→ Exercise details
Each entry must appear again exactly as it does in the source.

☆ ☆ ☆ ☆ ☆

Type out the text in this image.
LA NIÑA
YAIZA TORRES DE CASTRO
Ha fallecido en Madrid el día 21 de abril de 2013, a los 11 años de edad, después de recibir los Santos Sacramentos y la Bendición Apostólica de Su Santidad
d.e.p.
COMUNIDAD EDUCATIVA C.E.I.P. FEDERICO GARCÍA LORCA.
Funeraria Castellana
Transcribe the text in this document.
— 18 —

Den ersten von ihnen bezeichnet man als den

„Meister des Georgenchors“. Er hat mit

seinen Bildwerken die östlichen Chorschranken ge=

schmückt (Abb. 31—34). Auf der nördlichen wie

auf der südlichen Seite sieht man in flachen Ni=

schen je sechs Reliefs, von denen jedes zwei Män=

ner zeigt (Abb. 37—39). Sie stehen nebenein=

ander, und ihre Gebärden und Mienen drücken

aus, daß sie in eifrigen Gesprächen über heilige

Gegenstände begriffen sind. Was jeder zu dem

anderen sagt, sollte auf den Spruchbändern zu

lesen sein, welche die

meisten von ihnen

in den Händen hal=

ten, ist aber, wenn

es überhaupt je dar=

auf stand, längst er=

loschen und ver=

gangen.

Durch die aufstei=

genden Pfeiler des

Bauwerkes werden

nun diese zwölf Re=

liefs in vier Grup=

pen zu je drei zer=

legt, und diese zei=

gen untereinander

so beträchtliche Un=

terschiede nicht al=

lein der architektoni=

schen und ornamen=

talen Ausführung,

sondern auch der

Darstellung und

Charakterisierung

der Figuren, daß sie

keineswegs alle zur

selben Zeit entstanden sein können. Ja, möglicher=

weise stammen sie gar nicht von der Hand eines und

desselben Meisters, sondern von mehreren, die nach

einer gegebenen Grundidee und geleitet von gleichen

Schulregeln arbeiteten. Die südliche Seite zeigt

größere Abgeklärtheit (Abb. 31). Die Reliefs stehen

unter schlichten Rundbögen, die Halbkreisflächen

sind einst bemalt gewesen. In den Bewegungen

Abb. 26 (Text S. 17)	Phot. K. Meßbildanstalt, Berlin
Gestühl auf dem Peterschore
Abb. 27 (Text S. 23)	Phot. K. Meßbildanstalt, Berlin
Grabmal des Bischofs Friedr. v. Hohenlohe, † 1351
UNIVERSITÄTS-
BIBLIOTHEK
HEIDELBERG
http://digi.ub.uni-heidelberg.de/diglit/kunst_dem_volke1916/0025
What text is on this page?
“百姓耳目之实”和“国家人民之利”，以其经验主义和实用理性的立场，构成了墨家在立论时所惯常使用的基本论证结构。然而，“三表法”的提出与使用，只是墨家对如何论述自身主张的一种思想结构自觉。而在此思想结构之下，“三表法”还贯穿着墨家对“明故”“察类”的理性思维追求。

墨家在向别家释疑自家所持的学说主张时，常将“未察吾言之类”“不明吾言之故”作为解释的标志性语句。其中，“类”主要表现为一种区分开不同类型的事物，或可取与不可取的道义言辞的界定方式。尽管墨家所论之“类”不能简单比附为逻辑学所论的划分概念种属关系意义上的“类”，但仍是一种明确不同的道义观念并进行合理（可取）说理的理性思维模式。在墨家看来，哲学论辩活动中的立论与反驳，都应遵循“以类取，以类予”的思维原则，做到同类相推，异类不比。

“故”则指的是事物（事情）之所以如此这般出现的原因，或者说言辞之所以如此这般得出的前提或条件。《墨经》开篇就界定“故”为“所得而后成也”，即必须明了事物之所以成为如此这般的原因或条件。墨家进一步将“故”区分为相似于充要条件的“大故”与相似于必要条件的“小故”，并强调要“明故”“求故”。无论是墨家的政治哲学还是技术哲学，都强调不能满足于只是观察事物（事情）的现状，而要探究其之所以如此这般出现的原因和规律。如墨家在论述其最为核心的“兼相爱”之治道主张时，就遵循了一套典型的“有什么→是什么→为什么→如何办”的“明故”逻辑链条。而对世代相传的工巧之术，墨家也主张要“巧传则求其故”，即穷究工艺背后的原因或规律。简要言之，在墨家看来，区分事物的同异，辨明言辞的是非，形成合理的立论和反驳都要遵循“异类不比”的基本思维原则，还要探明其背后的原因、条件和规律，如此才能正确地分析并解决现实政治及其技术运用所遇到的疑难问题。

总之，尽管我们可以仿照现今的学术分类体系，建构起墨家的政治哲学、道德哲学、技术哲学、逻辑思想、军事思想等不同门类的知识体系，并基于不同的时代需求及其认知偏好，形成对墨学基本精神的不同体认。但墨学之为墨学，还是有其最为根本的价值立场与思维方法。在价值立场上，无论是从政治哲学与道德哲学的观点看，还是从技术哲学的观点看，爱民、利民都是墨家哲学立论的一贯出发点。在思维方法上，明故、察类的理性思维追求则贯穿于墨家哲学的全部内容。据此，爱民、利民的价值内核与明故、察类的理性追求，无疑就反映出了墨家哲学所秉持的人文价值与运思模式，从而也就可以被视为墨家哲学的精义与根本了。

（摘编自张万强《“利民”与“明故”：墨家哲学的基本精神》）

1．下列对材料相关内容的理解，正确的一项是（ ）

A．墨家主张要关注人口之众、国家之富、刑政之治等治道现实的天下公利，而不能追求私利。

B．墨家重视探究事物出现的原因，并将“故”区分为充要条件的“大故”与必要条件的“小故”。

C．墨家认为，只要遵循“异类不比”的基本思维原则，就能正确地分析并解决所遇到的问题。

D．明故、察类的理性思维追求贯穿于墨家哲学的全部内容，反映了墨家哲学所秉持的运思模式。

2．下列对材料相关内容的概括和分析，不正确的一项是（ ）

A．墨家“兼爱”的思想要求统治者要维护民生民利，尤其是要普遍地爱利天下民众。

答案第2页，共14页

☆ ☆ ☆ ☆ ☆

→ Worked answer
Type out the text in this image.
LA NIÑA
YAIZA TORRES DE CASTRO
Ha fallecido en Madrid el día 21 de abril de 2013, a los 11 años de edad, después de recibir los Santos Sacramentos y la Bendición Apostólica de Su Santidad
d.e.p.
COMUNIDAD EDUCATIVA C.E.I.P. FEDERICO GARCÍA LORCA.
Funeraria Castellana
Transcribe the text in this document.
— 18 —

Den ersten von ihnen bezeichnet man als den

„Meister des Georgenchors“. Er hat mit

seinen Bildwerken die östlichen Chorschranken ge=

schmückt (Abb. 31—34). Auf der nördlichen wie

auf der südlichen Seite sieht man in flachen Ni=

schen je sechs Reliefs, von denen jedes zwei Män=

ner zeigt (Abb. 37—39). Sie stehen nebenein=

ander, und ihre Gebärden und Mienen drücken

aus, daß sie in eifrigen Gesprächen über heilige

Gegenstände begriffen sind. Was jeder zu dem

anderen sagt, sollte auf den Spruchbändern zu

lesen sein, welche die

meisten von ihnen

in den Händen hal=

ten, ist aber, wenn

es überhaupt je dar=

auf stand, längst er=

loschen und ver=

gangen.

Durch die aufstei=

genden Pfeiler des

Bauwerkes werden

nun diese zwölf Re=

liefs in vier Grup=

pen zu je drei zer=

legt, und diese zei=

gen untereinander

so beträchtliche Un=

terschiede nicht al=

lein der architektoni=

schen und ornamen=

talen Ausführung,

sondern auch der

Darstellung und

Charakterisierung

der Figuren, daß sie

keineswegs alle zur

selben Zeit entstanden sein können. Ja, möglicher=

weise stammen sie gar nicht von der Hand eines und

desselben Meisters, sondern von mehreren, die nach

einer gegebenen Grundidee und geleitet von gleichen

Schulregeln arbeiteten. Die südliche Seite zeigt

größere Abgeklärtheit (Abb. 31). Die Reliefs stehen

unter schlichten Rundbögen, die Halbkreisflächen

sind einst bemalt gewesen. In den Bewegungen

Abb. 26 (Text S. 17)	Phot. K. Meßbildanstalt, Berlin
Gestühl auf dem Peterschore
Abb. 27 (Text S. 23)	Phot. K. Meßbildanstalt, Berlin
Grabmal des Bischofs Friedr. v. Hohenlohe, † 1351
UNIVERSITÄTS-
BIBLIOTHEK
HEIDELBERG
http://digi.ub.uni-heidelberg.de/diglit/kunst_dem_volke1916/0025
What text is on this page?
“百姓耳目之实”和“国家人民之利”，以其经验主义和实用理性的立场，构成了墨家在立论时所惯常使用的基本论证结构。然而，“三表法”的提出与使用，只是墨家对如何论述自身主张的一种思想结构自觉。而在此思想结构之下，“三表法”还贯穿着墨家对“明故”“察类”的理性思维追求。

墨家在向别家释疑自家所持的学说主张时，常将“未察吾言之类”“不明吾言之故”作为解释的标志性语句。其中，“类”主要表现为一种区分开不同类型的事物，或可取与不可取的道义言辞的界定方式。尽管墨家所论之“类”不能简单比附为逻辑学所论的划分概念种属关系意义上的“类”，但仍是一种明确不同的道义观念并进行合理（可取）说理的理性思维模式。在墨家看来，哲学论辩活动中的立论与反驳，都应遵循“以类取，以类予”的思维原则，做到同类相推，异类不比。

“故”则指的是事物（事情）之所以如此这般出现的原因，或者说言辞之所以如此这般得出的前提或条件。《墨经》开篇就界定“故”为“所得而后成也”，即必须明了事物之所以成为如此这般的原因或条件。墨家进一步将“故”区分为相似于充要条件的“大故”与相似于必要条件的“小故”，并强调要“明故”“求故”。无论是墨家的政治哲学还是技术哲学，都强调不能满足于只是观察事物（事情）的现状，而要探究其之所以如此这般出现的原因和规律。如墨家在论述其最为核心的“兼相爱”之治道主张时，就遵循了一套典型的“有什么→是什么→为什么→如何办”的“明故”逻辑链条。而对世代相传的工巧之术，墨家也主张要“巧传则求其故”，即穷究工艺背后的原因或规律。简要言之，在墨家看来，区分事物的同异，辨明言辞的是非，形成合理的立论和反驳都要遵循“异类不比”的基本思维原则，还要探明其背后的原因、条件和规律，如此才能正确地分析并解决现实政治及其技术运用所遇到的疑难问题。

总之，尽管我们可以仿照现今的学术分类体系，建构起墨家的政治哲学、道德哲学、技术哲学、逻辑思想、军事思想等不同门类的知识体系，并基于不同的时代需求及其认知偏好，形成对墨学基本精神的不同体认。但墨学之为墨学，还是有其最为根本的价值立场与思维方法。在价值立场上，无论是从政治哲学与道德哲学的观点看，还是从技术哲学的观点看，爱民、利民都是墨家哲学立论的一贯出发点。在思维方法上，明故、察类的理性思维追求则贯穿于墨家哲学的全部内容。据此，爱民、利民的价值内核与明故、察类的理性追求，无疑就反映出了墨家哲学所秉持的人文价值与运思模式，从而也就可以被视为墨家哲学的精义与根本了。

（摘编自张万强《“利民”与“明故”：墨家哲学的基本精神》）

1．下列对材料相关内容的理解，正确的一项是（ ）

A．墨家主张要关注人口之众、国家之富、刑政之治等治道现实的天下公利，而不能追求私利。

B．墨家重视探究事物出现的原因，并将“故”区分为充要条件的“大故”与必要条件的“小故”。

C．墨家认为，只要遵循“异类不比”的基本思维原则，就能正确地分析并解决所遇到的问题。

D．明故、察类的理性思维追求贯穿于墨家哲学的全部内容，反映了墨家哲学所秉持的运思模式。

2．下列对材料相关内容的概括和分析，不正确的一项是（ ）

A．墨家“兼爱”的思想要求统治者要维护民生民利，尤其是要普遍地爱利天下民众。

答案第2页，共14页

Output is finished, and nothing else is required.